[Data entries for graphics]

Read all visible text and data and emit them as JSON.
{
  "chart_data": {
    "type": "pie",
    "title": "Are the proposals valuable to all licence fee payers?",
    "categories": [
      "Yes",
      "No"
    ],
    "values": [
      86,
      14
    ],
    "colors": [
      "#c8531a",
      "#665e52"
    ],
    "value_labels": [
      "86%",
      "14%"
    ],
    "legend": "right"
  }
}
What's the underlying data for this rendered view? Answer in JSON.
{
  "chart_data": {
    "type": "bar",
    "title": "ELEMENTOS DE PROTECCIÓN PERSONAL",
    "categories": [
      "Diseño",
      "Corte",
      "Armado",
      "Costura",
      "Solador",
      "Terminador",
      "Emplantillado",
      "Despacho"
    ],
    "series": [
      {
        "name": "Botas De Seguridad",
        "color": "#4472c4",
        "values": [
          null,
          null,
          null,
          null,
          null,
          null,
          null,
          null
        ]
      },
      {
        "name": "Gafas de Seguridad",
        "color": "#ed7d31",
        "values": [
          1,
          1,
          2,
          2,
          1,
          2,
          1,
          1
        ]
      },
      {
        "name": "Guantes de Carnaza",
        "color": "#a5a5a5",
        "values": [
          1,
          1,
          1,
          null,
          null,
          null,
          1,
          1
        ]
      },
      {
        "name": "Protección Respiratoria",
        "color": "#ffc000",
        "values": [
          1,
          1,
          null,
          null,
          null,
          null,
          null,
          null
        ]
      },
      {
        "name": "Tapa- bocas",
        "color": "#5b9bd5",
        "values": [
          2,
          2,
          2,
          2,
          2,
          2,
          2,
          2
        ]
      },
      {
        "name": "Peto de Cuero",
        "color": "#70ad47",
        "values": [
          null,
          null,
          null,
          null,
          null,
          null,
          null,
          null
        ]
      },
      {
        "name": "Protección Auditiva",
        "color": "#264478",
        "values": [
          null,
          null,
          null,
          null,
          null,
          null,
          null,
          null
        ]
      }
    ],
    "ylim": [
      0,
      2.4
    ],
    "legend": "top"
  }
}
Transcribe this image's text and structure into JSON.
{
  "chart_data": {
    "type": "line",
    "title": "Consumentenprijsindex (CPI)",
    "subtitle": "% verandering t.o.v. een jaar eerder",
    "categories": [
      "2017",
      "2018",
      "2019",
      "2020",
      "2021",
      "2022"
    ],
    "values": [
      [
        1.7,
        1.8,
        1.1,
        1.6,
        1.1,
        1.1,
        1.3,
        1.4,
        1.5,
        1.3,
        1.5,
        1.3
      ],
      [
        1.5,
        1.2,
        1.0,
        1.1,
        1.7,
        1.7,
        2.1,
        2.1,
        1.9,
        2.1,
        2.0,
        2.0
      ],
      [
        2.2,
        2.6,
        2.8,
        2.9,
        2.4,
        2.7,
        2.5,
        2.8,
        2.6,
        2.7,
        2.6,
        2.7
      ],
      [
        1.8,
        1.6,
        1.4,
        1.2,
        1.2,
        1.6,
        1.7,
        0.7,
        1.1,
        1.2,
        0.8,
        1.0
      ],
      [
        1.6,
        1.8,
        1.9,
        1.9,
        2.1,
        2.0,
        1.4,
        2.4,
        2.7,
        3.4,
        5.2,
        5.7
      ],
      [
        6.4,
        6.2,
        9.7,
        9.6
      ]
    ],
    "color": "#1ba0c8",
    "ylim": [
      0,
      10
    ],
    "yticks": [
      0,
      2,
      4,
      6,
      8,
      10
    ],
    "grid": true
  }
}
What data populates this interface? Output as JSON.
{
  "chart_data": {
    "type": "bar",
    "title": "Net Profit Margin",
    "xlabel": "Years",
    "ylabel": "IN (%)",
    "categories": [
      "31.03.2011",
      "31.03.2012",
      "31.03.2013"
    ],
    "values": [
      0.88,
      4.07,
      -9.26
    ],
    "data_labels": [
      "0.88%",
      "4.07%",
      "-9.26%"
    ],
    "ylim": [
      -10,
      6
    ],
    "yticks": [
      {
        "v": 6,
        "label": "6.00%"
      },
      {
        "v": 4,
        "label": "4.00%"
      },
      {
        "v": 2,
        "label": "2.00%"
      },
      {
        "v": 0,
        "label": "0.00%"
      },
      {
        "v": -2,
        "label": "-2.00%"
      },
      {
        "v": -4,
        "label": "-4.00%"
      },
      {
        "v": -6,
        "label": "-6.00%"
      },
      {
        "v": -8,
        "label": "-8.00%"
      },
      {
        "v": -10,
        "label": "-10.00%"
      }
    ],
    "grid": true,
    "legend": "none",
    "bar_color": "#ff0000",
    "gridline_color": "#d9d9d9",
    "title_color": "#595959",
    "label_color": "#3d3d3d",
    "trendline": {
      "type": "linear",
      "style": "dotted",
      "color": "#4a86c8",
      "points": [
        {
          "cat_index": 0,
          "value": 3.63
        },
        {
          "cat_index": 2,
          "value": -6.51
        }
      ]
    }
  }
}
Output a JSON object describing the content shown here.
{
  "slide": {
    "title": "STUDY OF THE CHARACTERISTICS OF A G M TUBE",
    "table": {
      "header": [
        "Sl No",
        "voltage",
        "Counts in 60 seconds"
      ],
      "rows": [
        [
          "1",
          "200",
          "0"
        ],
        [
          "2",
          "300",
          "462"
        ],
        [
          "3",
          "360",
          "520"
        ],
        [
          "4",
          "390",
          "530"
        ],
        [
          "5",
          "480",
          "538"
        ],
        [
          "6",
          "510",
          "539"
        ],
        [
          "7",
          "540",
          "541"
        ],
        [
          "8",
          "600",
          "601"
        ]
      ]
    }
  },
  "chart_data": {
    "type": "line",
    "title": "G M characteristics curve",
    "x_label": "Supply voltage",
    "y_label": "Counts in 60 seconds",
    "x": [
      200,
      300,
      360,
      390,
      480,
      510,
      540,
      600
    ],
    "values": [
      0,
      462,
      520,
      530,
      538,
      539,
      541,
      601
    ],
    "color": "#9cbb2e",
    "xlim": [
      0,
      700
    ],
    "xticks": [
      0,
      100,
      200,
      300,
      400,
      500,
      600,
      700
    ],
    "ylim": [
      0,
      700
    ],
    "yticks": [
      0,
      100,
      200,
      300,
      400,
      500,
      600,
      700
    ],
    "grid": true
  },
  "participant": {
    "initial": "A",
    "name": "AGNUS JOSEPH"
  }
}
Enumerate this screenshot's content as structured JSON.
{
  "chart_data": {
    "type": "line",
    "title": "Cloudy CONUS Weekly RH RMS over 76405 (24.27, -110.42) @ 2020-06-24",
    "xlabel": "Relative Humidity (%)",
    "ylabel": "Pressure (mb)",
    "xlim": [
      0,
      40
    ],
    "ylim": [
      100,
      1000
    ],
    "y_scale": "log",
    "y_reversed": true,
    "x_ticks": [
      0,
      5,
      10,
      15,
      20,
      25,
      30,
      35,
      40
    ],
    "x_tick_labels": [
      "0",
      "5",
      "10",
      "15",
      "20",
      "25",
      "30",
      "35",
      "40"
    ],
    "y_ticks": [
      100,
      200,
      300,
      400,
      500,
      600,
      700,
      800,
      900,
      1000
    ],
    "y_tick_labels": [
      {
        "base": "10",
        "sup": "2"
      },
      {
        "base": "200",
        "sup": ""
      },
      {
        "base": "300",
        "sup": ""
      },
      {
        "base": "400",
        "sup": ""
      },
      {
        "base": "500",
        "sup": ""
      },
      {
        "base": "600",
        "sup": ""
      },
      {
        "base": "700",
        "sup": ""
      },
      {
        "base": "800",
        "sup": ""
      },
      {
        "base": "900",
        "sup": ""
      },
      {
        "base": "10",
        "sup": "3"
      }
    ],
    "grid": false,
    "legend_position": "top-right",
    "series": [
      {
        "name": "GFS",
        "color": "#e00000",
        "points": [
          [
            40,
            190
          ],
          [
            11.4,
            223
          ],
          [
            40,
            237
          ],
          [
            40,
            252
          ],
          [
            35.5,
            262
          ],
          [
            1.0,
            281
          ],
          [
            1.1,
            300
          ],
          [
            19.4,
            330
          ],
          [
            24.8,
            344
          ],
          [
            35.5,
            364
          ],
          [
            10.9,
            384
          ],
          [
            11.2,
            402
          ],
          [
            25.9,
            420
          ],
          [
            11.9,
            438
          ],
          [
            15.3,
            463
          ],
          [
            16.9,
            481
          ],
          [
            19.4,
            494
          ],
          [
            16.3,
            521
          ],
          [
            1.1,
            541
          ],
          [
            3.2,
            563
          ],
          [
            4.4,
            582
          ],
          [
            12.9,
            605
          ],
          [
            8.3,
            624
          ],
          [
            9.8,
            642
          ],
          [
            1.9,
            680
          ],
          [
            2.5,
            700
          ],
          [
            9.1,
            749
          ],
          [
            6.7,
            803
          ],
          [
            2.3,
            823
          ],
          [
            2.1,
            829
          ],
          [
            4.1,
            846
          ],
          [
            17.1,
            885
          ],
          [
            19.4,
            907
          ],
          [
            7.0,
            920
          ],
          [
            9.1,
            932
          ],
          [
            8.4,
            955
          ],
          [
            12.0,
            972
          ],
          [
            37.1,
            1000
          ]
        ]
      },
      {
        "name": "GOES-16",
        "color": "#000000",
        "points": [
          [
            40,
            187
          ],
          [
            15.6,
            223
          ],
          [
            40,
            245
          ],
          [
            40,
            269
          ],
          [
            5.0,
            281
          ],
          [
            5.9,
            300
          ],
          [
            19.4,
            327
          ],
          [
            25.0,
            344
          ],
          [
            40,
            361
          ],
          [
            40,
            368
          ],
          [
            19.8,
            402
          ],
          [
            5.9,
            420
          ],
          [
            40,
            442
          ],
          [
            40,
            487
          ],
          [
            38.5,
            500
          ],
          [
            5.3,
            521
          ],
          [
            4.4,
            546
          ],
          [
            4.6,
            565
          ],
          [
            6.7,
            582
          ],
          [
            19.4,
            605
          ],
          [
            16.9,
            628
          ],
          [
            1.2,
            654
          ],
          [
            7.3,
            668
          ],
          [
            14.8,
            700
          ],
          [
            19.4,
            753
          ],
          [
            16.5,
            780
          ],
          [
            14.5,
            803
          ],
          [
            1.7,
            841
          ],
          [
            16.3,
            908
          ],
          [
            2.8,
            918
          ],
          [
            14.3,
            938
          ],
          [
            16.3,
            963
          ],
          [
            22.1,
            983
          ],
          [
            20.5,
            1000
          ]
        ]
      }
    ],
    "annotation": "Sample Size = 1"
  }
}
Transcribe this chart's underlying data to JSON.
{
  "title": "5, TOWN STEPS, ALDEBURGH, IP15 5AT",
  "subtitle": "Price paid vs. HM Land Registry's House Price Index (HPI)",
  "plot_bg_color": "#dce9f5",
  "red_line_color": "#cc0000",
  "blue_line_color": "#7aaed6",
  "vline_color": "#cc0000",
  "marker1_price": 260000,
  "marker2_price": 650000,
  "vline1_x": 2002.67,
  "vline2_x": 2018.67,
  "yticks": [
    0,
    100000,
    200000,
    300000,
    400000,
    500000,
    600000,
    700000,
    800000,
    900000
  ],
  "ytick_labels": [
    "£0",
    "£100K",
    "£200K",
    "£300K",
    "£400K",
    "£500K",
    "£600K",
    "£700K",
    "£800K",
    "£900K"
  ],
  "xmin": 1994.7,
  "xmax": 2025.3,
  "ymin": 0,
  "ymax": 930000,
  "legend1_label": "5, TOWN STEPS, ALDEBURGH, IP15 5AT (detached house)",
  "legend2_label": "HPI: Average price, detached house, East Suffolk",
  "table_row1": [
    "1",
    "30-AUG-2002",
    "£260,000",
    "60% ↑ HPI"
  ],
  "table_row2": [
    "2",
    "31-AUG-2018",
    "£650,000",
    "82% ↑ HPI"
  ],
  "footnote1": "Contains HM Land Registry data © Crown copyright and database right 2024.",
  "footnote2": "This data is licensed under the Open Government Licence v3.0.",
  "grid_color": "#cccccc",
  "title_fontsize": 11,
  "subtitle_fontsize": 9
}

What to produce: Show the lines from the data above that contain the string "Seguridad".

Reply:
        "name": "Botas De Seguridad",
        "name": "Gafas de Seguridad",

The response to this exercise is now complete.